Task goal
In the records that follow, locate every line with "Jefferson" and extract it.

-- Start of Entries supplied --

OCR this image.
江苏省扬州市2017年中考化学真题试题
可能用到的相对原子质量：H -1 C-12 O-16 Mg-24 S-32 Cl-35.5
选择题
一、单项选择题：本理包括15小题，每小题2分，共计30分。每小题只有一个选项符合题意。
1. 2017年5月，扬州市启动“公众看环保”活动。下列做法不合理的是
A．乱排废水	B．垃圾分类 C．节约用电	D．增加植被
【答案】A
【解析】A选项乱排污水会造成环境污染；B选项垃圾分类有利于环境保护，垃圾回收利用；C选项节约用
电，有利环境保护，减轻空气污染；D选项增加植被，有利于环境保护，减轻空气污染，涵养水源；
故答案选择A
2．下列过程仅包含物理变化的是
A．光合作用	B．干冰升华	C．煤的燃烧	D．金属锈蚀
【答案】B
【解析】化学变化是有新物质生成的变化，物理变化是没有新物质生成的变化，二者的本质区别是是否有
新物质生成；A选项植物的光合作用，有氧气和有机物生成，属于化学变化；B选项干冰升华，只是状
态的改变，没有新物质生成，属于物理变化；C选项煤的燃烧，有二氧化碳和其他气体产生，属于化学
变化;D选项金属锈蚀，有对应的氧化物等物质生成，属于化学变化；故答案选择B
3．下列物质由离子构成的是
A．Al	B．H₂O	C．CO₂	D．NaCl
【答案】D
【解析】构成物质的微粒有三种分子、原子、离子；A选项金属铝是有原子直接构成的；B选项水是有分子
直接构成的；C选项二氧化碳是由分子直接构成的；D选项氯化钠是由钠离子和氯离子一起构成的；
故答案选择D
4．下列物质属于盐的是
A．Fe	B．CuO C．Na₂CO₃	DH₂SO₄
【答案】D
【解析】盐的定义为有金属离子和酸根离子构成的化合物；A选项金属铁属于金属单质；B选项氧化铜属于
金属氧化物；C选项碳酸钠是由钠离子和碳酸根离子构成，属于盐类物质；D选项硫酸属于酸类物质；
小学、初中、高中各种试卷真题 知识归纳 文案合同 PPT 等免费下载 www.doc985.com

-- End of Entries supplied --
-- Start of Entries supplied --

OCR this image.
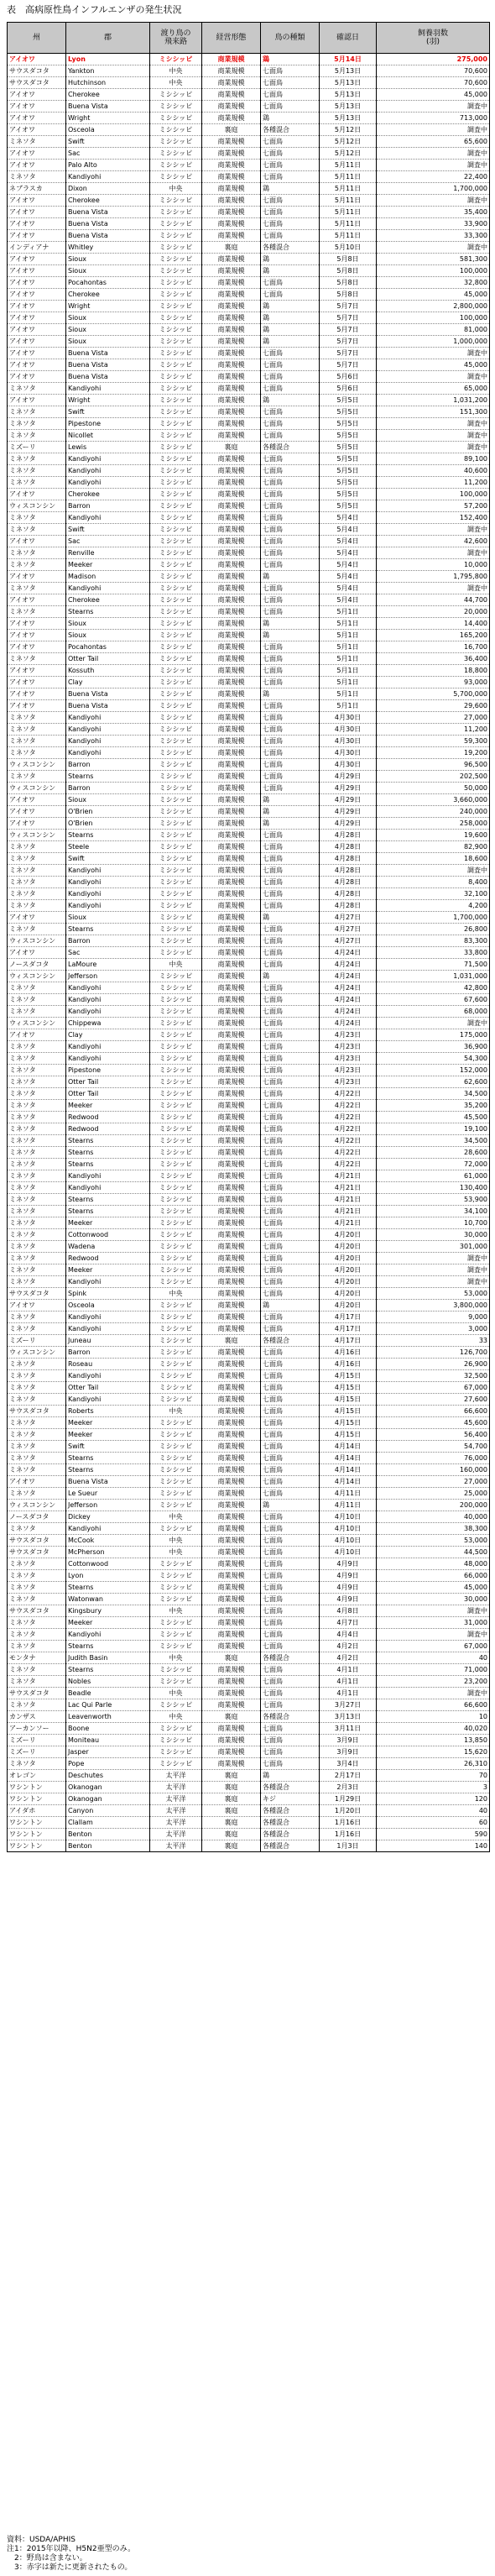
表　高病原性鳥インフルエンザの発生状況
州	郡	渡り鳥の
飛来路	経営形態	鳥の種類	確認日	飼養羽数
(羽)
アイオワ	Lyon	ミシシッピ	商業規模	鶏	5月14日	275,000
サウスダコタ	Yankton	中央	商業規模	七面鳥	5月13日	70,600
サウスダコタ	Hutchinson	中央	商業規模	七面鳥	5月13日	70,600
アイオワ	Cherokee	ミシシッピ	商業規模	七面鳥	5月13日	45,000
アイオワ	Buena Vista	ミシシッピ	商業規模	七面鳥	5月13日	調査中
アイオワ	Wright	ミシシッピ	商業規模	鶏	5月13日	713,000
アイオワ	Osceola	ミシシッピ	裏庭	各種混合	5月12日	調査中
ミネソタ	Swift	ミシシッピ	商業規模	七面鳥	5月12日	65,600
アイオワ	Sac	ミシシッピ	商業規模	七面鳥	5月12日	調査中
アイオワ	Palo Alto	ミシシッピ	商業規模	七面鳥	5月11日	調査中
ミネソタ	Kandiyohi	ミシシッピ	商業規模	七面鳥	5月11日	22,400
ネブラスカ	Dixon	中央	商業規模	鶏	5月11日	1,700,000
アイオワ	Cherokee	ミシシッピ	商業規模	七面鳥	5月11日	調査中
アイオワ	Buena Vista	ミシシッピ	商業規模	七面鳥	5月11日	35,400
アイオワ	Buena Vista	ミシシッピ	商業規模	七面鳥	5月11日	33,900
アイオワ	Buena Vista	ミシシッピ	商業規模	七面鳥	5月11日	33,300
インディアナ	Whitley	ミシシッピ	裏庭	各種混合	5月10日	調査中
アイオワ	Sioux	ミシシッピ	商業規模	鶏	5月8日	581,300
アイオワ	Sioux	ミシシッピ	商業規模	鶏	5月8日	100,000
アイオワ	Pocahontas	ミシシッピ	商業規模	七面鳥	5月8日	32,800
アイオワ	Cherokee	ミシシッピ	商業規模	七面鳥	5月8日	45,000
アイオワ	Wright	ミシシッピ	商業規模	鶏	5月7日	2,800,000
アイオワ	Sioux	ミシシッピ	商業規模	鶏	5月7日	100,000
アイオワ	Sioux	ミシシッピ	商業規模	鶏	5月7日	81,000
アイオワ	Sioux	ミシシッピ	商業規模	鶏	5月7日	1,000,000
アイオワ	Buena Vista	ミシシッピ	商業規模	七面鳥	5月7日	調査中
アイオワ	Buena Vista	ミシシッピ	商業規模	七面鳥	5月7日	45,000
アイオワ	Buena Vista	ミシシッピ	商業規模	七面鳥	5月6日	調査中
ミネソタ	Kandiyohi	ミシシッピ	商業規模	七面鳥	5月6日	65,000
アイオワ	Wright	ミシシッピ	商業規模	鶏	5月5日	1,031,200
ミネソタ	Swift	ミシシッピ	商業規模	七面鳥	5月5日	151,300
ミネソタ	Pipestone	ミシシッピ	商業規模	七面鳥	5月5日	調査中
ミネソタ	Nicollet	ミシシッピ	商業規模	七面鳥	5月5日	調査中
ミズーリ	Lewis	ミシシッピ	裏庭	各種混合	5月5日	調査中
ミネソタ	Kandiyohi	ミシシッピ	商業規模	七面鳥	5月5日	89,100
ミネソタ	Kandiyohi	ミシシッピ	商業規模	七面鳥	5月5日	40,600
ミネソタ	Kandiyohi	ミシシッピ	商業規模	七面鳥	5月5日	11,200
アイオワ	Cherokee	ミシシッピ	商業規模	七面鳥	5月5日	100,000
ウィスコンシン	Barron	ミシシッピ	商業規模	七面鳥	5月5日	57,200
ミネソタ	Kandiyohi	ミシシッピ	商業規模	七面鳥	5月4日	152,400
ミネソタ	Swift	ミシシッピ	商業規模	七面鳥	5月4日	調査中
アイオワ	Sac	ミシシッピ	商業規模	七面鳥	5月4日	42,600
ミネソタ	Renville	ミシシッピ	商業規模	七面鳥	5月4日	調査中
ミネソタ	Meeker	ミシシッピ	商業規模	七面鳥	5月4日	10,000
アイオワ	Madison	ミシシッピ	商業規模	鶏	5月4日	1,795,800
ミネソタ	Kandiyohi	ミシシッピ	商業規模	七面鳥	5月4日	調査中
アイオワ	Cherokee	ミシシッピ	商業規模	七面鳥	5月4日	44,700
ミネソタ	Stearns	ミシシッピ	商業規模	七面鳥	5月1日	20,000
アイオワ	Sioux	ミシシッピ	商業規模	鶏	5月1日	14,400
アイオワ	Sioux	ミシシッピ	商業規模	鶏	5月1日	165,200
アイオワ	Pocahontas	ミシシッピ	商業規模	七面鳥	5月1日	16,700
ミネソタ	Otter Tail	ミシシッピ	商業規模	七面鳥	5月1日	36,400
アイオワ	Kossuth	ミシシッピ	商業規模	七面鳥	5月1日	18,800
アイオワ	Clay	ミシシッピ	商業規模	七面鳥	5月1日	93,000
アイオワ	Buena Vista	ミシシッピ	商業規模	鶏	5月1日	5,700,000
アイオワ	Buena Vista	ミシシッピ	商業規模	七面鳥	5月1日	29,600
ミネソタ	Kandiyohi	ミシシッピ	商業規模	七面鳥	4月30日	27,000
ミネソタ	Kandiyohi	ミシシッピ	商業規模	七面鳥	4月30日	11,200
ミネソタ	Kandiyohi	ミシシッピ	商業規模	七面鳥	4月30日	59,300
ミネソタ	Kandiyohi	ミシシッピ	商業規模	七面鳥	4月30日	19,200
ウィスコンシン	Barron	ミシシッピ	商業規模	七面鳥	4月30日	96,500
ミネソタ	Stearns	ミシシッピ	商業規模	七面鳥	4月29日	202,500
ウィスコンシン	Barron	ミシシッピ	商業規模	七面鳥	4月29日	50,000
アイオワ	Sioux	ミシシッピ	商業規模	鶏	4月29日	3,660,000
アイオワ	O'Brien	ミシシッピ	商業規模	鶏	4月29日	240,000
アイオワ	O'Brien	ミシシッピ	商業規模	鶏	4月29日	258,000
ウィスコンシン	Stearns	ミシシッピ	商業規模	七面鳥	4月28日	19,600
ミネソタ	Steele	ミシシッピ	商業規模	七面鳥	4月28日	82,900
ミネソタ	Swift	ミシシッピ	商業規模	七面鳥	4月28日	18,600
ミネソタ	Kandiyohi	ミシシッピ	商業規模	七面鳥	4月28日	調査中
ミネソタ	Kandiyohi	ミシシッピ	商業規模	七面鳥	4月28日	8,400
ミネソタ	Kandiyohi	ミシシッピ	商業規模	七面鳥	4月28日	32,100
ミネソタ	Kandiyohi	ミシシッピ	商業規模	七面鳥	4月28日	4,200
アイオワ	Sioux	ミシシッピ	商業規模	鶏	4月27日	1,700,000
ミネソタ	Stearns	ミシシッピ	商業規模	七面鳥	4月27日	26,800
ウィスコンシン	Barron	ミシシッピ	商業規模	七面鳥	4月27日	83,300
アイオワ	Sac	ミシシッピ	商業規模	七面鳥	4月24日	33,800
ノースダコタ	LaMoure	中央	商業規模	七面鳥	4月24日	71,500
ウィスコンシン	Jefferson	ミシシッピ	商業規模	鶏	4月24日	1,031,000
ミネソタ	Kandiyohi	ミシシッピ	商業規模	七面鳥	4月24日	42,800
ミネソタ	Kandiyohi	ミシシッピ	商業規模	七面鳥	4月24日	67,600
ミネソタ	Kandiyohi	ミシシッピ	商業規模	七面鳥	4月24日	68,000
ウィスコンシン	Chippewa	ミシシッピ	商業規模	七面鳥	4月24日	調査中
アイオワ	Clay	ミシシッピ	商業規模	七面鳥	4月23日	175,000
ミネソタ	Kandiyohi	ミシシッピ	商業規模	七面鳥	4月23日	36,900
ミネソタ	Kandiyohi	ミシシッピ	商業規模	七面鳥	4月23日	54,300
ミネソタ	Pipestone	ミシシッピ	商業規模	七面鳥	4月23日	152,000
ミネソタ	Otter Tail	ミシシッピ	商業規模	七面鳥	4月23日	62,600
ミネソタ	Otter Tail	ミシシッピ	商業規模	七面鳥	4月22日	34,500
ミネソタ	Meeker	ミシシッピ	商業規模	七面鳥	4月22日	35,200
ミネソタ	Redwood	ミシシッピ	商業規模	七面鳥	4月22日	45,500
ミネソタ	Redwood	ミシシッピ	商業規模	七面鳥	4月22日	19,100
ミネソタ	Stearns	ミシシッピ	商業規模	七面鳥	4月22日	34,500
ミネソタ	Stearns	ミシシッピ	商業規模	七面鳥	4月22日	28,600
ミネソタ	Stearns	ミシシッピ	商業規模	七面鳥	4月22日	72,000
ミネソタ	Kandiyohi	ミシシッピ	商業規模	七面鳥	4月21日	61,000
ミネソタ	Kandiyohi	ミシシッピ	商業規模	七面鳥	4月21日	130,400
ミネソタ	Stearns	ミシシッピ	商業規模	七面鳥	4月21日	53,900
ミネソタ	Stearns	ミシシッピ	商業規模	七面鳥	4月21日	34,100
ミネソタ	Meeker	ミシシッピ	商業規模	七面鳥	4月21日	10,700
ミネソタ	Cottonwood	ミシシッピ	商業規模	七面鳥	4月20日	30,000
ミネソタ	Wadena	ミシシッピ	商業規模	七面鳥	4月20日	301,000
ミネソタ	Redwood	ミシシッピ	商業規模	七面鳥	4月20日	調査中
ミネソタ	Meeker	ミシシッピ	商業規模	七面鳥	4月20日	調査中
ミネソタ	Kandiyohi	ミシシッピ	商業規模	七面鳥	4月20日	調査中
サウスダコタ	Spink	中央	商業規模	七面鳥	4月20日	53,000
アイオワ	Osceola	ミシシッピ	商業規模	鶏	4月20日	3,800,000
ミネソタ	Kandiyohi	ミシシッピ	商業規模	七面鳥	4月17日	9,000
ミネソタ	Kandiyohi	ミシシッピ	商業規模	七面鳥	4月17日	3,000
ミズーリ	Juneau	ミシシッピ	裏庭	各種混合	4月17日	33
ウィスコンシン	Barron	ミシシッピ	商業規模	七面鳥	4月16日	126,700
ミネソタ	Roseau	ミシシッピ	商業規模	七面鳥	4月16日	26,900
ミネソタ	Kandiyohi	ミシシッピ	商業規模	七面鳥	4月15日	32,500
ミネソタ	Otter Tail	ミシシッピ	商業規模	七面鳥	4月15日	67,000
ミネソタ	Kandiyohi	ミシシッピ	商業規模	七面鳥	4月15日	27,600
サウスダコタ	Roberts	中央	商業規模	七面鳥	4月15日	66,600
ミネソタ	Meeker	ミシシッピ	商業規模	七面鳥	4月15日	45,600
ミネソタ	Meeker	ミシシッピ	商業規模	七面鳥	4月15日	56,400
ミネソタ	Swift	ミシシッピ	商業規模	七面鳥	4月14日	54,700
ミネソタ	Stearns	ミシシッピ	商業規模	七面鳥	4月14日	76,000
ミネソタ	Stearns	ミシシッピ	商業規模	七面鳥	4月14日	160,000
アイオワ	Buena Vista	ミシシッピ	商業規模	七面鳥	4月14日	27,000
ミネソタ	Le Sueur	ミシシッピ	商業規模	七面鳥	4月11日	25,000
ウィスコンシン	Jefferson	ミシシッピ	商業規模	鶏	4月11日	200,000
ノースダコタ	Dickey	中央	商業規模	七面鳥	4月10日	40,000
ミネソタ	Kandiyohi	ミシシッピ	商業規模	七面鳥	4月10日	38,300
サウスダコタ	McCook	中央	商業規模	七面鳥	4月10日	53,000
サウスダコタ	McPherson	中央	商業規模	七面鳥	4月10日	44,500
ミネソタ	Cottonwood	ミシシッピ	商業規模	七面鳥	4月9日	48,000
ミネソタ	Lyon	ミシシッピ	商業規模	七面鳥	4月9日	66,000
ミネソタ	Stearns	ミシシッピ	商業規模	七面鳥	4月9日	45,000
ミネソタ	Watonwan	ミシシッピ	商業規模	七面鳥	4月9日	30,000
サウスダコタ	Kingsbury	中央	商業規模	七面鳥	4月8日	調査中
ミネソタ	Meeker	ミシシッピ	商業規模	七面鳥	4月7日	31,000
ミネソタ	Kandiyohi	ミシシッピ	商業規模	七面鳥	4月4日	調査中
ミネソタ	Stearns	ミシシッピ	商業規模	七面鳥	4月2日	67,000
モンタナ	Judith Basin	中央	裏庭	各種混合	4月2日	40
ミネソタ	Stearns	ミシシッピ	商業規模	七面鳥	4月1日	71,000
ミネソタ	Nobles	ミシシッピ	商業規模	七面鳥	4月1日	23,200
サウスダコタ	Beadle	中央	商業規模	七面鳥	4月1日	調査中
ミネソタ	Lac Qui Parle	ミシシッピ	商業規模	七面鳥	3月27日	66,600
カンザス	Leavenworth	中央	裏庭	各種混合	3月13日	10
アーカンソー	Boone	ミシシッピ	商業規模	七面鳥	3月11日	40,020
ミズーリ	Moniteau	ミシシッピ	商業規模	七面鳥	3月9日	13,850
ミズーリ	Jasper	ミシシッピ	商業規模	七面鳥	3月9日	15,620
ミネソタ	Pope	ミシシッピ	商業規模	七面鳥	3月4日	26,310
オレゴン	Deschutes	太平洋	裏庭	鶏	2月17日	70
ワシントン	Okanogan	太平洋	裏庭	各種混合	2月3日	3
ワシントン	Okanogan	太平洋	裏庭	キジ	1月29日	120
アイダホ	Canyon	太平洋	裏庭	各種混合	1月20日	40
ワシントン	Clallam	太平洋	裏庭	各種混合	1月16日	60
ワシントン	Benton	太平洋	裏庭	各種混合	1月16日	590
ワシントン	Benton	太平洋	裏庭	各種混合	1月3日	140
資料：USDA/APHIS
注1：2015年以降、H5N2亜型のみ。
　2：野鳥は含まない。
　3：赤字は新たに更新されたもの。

-- End of Entries supplied --

Written solution
ウィスコンシン	Jefferson	ミシシッピ	商業規模	鶏	4月24日	1,031,000
ウィスコンシン	Jefferson	ミシシッピ	商業規模	鶏	4月11日	200,000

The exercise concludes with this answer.